WHAT TO WORK ON – Show all lines holding the string "JSON".

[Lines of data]
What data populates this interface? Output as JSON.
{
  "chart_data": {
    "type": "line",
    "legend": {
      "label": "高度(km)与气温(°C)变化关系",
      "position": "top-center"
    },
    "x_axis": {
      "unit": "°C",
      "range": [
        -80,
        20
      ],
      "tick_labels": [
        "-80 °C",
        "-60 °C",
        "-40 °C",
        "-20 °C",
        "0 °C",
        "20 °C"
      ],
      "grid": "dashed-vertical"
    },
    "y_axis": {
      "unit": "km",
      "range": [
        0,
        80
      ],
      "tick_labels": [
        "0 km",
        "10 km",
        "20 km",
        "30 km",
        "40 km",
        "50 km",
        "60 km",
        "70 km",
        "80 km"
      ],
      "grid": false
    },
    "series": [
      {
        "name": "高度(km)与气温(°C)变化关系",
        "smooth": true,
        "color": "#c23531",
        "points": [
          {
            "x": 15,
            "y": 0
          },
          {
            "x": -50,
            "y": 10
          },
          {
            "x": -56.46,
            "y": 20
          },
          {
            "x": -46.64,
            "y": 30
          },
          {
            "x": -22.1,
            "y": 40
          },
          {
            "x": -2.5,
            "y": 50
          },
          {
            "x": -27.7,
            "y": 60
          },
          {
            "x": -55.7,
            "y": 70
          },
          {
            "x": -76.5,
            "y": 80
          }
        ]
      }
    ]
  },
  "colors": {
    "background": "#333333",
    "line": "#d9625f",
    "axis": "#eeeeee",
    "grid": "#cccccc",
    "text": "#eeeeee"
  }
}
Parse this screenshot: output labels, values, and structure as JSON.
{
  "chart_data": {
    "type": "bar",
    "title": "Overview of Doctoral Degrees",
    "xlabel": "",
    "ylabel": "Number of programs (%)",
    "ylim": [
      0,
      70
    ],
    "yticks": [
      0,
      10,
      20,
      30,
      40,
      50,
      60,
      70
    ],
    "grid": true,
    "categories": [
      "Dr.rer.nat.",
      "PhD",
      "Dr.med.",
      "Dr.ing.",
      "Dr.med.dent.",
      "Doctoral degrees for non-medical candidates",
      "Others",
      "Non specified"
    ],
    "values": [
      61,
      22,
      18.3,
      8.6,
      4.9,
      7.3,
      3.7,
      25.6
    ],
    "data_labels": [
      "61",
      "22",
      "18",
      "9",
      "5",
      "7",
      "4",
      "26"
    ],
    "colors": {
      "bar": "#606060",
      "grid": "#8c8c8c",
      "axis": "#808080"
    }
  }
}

RESULT –
What data populates this interface? Output as JSON.
Parse this screenshot: output labels, values, and structure as JSON.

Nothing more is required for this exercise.